start
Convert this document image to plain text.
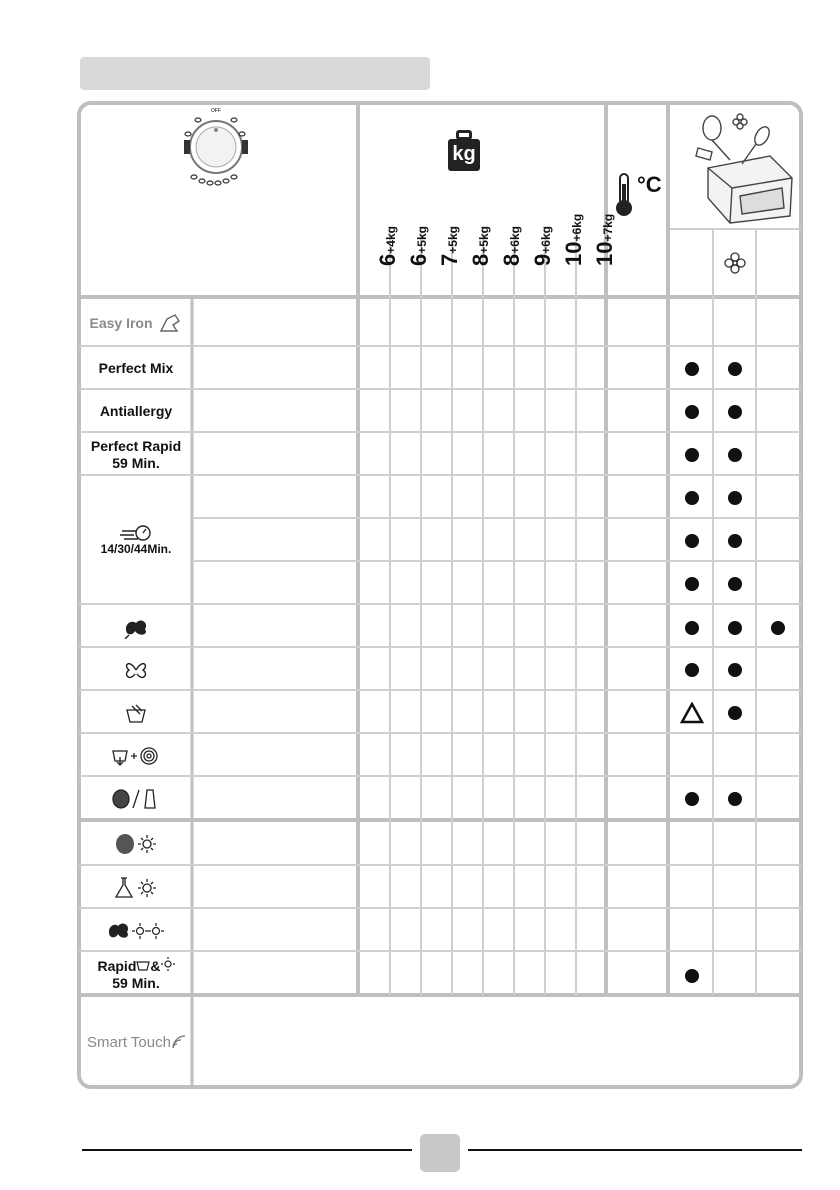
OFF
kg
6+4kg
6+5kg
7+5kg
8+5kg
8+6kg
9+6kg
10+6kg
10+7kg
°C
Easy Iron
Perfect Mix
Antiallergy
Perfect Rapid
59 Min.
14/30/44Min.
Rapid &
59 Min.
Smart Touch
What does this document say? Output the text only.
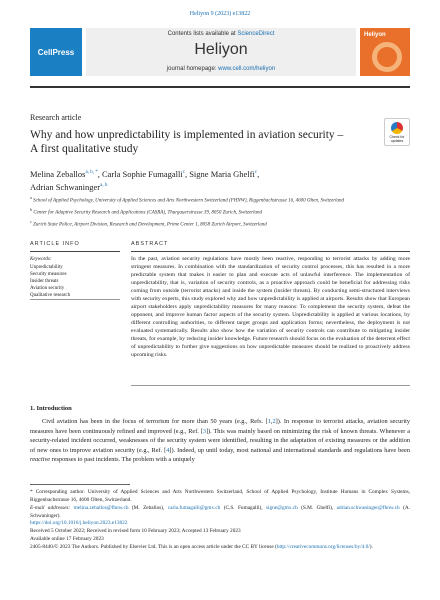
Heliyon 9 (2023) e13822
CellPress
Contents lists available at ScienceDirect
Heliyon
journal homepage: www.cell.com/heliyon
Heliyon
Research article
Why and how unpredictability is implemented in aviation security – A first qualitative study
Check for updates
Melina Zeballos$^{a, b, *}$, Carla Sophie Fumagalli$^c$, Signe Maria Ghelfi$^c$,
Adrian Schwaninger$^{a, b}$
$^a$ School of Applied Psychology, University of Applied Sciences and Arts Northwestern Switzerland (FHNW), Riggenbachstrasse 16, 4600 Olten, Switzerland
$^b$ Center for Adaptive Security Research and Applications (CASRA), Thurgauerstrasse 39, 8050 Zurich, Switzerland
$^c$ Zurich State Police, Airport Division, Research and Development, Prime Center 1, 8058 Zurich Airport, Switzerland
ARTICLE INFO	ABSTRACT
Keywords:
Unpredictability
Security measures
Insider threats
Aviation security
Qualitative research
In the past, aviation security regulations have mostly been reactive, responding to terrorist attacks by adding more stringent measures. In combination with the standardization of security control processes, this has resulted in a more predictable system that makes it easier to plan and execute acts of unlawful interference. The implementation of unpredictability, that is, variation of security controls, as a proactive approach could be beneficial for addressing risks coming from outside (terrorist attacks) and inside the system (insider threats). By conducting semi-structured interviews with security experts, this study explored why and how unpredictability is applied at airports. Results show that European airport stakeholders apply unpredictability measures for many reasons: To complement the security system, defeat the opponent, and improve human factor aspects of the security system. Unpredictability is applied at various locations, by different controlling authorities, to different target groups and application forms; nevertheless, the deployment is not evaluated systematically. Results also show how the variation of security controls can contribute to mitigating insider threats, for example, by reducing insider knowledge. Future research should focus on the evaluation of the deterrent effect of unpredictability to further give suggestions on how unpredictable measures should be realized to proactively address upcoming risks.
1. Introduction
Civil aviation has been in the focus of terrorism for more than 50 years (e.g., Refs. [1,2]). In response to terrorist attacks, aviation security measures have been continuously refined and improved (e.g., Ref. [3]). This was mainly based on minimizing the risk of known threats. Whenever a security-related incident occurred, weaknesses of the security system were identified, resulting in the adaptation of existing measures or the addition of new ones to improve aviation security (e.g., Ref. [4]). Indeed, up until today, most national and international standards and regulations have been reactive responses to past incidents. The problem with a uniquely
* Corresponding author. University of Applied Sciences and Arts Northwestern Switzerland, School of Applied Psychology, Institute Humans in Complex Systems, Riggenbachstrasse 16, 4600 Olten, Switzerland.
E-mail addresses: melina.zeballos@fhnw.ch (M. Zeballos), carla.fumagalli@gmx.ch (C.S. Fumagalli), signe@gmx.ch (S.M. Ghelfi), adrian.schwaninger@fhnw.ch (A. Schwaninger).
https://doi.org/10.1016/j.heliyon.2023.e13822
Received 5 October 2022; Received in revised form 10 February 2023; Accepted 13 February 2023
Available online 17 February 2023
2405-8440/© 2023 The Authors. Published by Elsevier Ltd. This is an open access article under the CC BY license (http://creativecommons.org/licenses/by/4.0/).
end
start
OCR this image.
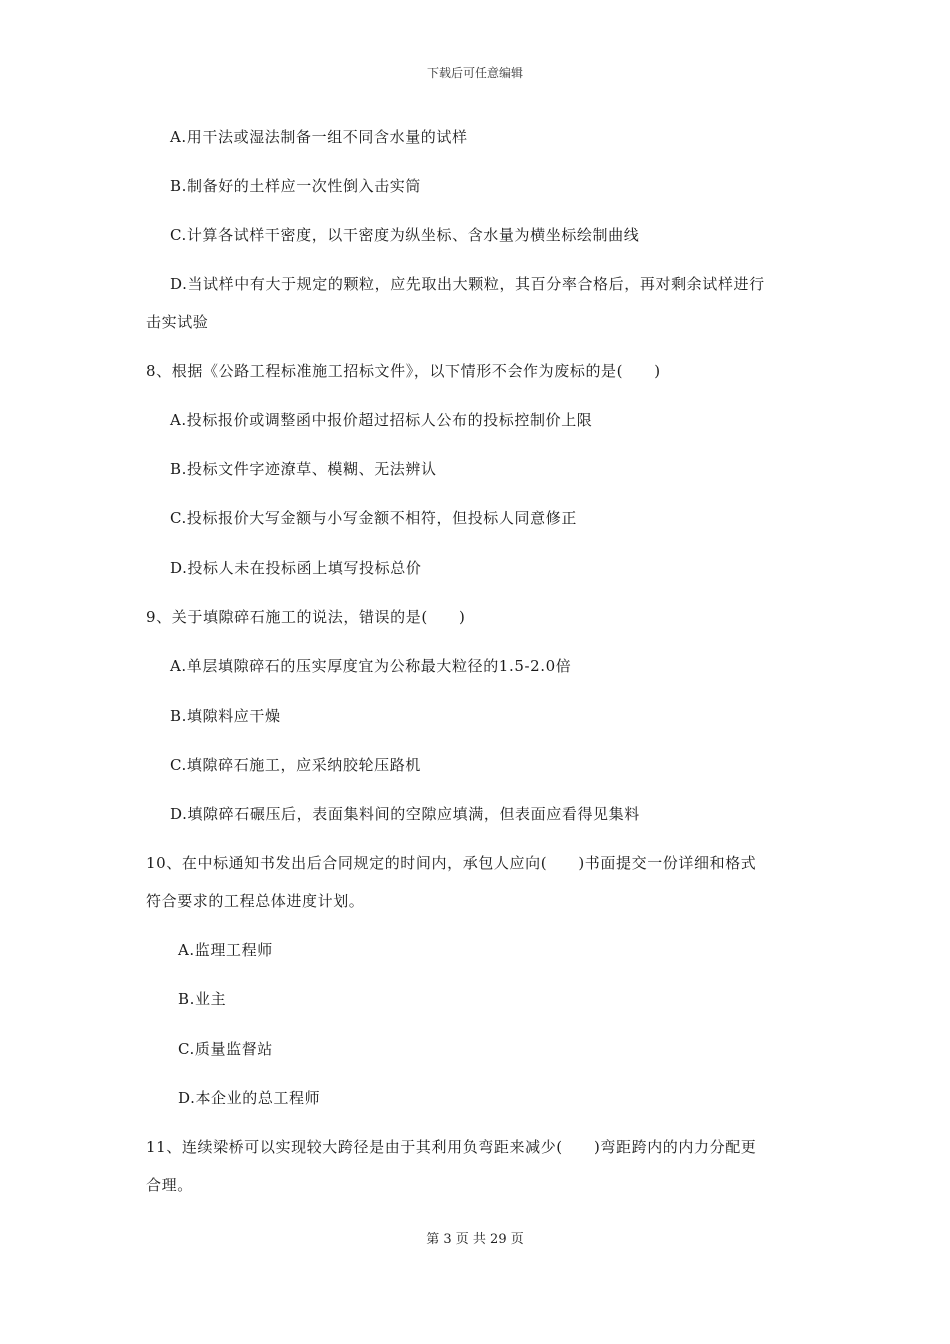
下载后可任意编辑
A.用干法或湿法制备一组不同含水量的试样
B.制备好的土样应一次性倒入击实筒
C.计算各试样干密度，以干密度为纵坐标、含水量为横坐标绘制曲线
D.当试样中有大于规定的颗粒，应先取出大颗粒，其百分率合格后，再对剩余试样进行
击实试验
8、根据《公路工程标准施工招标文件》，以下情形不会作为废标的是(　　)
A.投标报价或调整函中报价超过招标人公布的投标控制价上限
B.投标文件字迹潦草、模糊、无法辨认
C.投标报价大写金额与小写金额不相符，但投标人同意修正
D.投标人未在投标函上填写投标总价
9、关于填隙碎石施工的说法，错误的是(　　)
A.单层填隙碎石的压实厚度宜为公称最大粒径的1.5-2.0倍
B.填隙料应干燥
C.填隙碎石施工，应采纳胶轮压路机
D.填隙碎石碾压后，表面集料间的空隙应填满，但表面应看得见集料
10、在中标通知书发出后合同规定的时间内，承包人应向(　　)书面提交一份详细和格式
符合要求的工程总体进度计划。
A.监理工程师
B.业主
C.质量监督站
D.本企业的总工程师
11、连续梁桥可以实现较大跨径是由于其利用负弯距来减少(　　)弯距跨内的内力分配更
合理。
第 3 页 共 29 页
end
§ **Task requirements**
Go through the listing above line by line and say how many lines hold the word "Center". Reply with that number only.

§ **Written solution**
2